** START INPUT ROWS **

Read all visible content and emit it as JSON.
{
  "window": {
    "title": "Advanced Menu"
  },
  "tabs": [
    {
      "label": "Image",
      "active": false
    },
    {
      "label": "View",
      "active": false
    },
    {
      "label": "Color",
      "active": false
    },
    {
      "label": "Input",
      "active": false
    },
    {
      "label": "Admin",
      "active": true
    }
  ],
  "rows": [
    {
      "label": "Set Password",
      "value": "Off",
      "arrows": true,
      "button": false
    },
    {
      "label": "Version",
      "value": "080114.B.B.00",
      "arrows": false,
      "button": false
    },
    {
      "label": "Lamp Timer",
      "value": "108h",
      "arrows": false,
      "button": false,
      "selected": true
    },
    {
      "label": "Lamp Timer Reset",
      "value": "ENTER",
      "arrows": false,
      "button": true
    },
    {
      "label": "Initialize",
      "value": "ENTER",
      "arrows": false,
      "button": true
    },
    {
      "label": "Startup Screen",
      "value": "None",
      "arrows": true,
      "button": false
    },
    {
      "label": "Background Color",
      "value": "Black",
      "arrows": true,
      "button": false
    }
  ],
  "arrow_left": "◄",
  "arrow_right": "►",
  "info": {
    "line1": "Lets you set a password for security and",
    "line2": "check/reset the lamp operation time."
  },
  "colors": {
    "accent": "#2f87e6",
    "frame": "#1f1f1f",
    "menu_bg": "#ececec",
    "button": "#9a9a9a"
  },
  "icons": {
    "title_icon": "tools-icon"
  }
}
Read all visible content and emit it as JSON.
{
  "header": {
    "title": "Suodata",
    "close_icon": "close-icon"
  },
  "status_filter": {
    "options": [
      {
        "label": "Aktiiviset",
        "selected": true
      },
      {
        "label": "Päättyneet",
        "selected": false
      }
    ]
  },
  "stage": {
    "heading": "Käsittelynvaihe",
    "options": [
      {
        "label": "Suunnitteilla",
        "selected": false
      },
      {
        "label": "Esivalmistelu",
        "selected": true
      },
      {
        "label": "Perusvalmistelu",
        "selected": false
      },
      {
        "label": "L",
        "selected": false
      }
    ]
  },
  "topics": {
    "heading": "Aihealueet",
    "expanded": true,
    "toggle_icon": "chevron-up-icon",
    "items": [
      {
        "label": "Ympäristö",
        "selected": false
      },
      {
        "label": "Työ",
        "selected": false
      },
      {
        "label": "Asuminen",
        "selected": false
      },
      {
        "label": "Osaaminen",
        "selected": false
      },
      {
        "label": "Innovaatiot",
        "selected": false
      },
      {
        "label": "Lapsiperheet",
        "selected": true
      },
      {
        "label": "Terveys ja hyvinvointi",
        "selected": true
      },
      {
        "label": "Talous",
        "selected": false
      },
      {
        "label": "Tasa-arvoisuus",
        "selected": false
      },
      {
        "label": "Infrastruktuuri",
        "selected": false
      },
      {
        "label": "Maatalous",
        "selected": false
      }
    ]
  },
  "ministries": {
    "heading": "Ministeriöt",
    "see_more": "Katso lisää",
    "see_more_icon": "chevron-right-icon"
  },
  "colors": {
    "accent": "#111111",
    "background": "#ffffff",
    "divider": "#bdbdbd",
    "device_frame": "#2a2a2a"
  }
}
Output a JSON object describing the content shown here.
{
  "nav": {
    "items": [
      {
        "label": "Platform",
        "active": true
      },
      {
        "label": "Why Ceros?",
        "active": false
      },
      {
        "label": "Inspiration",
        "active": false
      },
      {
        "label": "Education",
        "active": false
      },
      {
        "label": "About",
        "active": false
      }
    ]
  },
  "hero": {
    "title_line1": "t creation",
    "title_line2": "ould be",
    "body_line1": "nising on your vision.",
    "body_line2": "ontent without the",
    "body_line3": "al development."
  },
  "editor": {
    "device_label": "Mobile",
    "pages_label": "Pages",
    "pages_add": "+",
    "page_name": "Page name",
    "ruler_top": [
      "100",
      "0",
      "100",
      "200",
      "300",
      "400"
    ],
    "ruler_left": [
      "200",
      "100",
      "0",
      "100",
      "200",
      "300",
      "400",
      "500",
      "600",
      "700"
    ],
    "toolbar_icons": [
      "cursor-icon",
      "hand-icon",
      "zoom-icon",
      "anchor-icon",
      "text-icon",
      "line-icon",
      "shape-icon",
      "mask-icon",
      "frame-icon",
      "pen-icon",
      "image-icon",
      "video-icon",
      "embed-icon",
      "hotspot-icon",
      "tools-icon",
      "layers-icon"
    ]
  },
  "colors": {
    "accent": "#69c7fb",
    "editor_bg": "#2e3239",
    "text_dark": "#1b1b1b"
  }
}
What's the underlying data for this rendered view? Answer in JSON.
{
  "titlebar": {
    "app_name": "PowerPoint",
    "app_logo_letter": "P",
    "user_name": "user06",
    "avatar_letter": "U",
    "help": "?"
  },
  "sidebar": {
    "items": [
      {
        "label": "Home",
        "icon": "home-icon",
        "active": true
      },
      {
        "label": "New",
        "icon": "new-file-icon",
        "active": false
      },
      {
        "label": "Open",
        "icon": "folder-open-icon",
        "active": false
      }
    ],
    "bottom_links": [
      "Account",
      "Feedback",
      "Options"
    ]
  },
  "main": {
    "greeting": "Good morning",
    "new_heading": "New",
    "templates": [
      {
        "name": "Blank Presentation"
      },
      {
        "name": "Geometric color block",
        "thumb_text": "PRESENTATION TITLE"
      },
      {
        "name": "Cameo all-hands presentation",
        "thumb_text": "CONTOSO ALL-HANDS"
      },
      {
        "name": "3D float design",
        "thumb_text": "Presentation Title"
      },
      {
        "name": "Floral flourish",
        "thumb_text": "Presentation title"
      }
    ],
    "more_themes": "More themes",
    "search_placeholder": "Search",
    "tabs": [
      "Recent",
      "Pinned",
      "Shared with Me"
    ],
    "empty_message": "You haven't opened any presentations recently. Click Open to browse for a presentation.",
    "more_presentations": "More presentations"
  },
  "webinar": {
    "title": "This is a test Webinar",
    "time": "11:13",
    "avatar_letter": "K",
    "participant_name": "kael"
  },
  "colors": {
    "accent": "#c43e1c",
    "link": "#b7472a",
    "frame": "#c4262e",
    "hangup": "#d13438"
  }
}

** END INPUT ROWS **

- [JOB] Every line of the records above needs to be given again exactly.

- [THE OUTPUT]
Read all visible content and emit it as JSON.
{
  "window": {
    "title": "Advanced Menu"
  },
  "tabs": [
    {
      "label": "Image",
      "active": false
    },
    {
      "label": "View",
      "active": false
    },
    {
      "label": "Color",
      "active": false
    },
    {
      "label": "Input",
      "active": false
    },
    {
      "label": "Admin",
      "active": true
    }
  ],
  "rows": [
    {
      "label": "Set Password",
      "value": "Off",
      "arrows": true,
      "button": false
    },
    {
      "label": "Version",
      "value": "080114.B.B.00",
      "arrows": false,
      "button": false
    },
    {
      "label": "Lamp Timer",
      "value": "108h",
      "arrows": false,
      "button": false,
      "selected": true
    },
    {
      "label": "Lamp Timer Reset",
      "value": "ENTER",
      "arrows": false,
      "button": true
    },
    {
      "label": "Initialize",
      "value": "ENTER",
      "arrows": false,
      "button": true
    },
    {
      "label": "Startup Screen",
      "value": "None",
      "arrows": true,
      "button": false
    },
    {
      "label": "Background Color",
      "value": "Black",
      "arrows": true,
      "button": false
    }
  ],
  "arrow_left": "◄",
  "arrow_right": "►",
  "info": {
    "line1": "Lets you set a password for security and",
    "line2": "check/reset the lamp operation time."
  },
  "colors": {
    "accent": "#2f87e6",
    "frame": "#1f1f1f",
    "menu_bg": "#ececec",
    "button": "#9a9a9a"
  },
  "icons": {
    "title_icon": "tools-icon"
  }
}
Read all visible content and emit it as JSON.
{
  "header": {
    "title": "Suodata",
    "close_icon": "close-icon"
  },
  "status_filter": {
    "options": [
      {
        "label": "Aktiiviset",
        "selected": true
      },
      {
        "label": "Päättyneet",
        "selected": false
      }
    ]
  },
  "stage": {
    "heading": "Käsittelynvaihe",
    "options": [
      {
        "label": "Suunnitteilla",
        "selected": false
      },
      {
        "label": "Esivalmistelu",
        "selected": true
      },
      {
        "label": "Perusvalmistelu",
        "selected": false
      },
      {
        "label": "L",
        "selected": false
      }
    ]
  },
  "topics": {
    "heading": "Aihealueet",
    "expanded": true,
    "toggle_icon": "chevron-up-icon",
    "items": [
      {
        "label": "Ympäristö",
        "selected": false
      },
      {
        "label": "Työ",
        "selected": false
      },
      {
        "label": "Asuminen",
        "selected": false
      },
      {
        "label": "Osaaminen",
        "selected": false
      },
      {
        "label": "Innovaatiot",
        "selected": false
      },
      {
        "label": "Lapsiperheet",
        "selected": true
      },
      {
        "label": "Terveys ja hyvinvointi",
        "selected": true
      },
      {
        "label": "Talous",
        "selected": false
      },
      {
        "label": "Tasa-arvoisuus",
        "selected": false
      },
      {
        "label": "Infrastruktuuri",
        "selected": false
      },
      {
        "label": "Maatalous",
        "selected": false
      }
    ]
  },
  "ministries": {
    "heading": "Ministeriöt",
    "see_more": "Katso lisää",
    "see_more_icon": "chevron-right-icon"
  },
  "colors": {
    "accent": "#111111",
    "background": "#ffffff",
    "divider": "#bdbdbd",
    "device_frame": "#2a2a2a"
  }
}
Output a JSON object describing the content shown here.
{
  "nav": {
    "items": [
      {
        "label": "Platform",
        "active": true
      },
      {
        "label": "Why Ceros?",
        "active": false
      },
      {
        "label": "Inspiration",
        "active": false
      },
      {
        "label": "Education",
        "active": false
      },
      {
        "label": "About",
        "active": false
      }
    ]
  },
  "hero": {
    "title_line1": "t creation",
    "title_line2": "ould be",
    "body_line1": "nising on your vision.",
    "body_line2": "ontent without the",
    "body_line3": "al development."
  },
  "editor": {
    "device_label": "Mobile",
    "pages_label": "Pages",
    "pages_add": "+",
    "page_name": "Page name",
    "ruler_top": [
      "100",
      "0",
      "100",
      "200",
      "300",
      "400"
    ],
    "ruler_left": [
      "200",
      "100",
      "0",
      "100",
      "200",
      "300",
      "400",
      "500",
      "600",
      "700"
    ],
    "toolbar_icons": [
      "cursor-icon",
      "hand-icon",
      "zoom-icon",
      "anchor-icon",
      "text-icon",
      "line-icon",
      "shape-icon",
      "mask-icon",
      "frame-icon",
      "pen-icon",
      "image-icon",
      "video-icon",
      "embed-icon",
      "hotspot-icon",
      "tools-icon",
      "layers-icon"
    ]
  },
  "colors": {
    "accent": "#69c7fb",
    "editor_bg": "#2e3239",
    "text_dark": "#1b1b1b"
  }
}
What's the underlying data for this rendered view? Answer in JSON.
{
  "titlebar": {
    "app_name": "PowerPoint",
    "app_logo_letter": "P",
    "user_name": "user06",
    "avatar_letter": "U",
    "help": "?"
  },
  "sidebar": {
    "items": [
      {
        "label": "Home",
        "icon": "home-icon",
        "active": true
      },
      {
        "label": "New",
        "icon": "new-file-icon",
        "active": false
      },
      {
        "label": "Open",
        "icon": "folder-open-icon",
        "active": false
      }
    ],
    "bottom_links": [
      "Account",
      "Feedback",
      "Options"
    ]
  },
  "main": {
    "greeting": "Good morning",
    "new_heading": "New",
    "templates": [
      {
        "name": "Blank Presentation"
      },
      {
        "name": "Geometric color block",
        "thumb_text": "PRESENTATION TITLE"
      },
      {
        "name": "Cameo all-hands presentation",
        "thumb_text": "CONTOSO ALL-HANDS"
      },
      {
        "name": "3D float design",
        "thumb_text": "Presentation Title"
      },
      {
        "name": "Floral flourish",
        "thumb_text": "Presentation title"
      }
    ],
    "more_themes": "More themes",
    "search_placeholder": "Search",
    "tabs": [
      "Recent",
      "Pinned",
      "Shared with Me"
    ],
    "empty_message": "You haven't opened any presentations recently. Click Open to browse for a presentation.",
    "more_presentations": "More presentations"
  },
  "webinar": {
    "title": "This is a test Webinar",
    "time": "11:13",
    "avatar_letter": "K",
    "participant_name": "kael"
  },
  "colors": {
    "accent": "#c43e1c",
    "link": "#b7472a",
    "frame": "#c4262e",
    "hangup": "#d13438"
  }
}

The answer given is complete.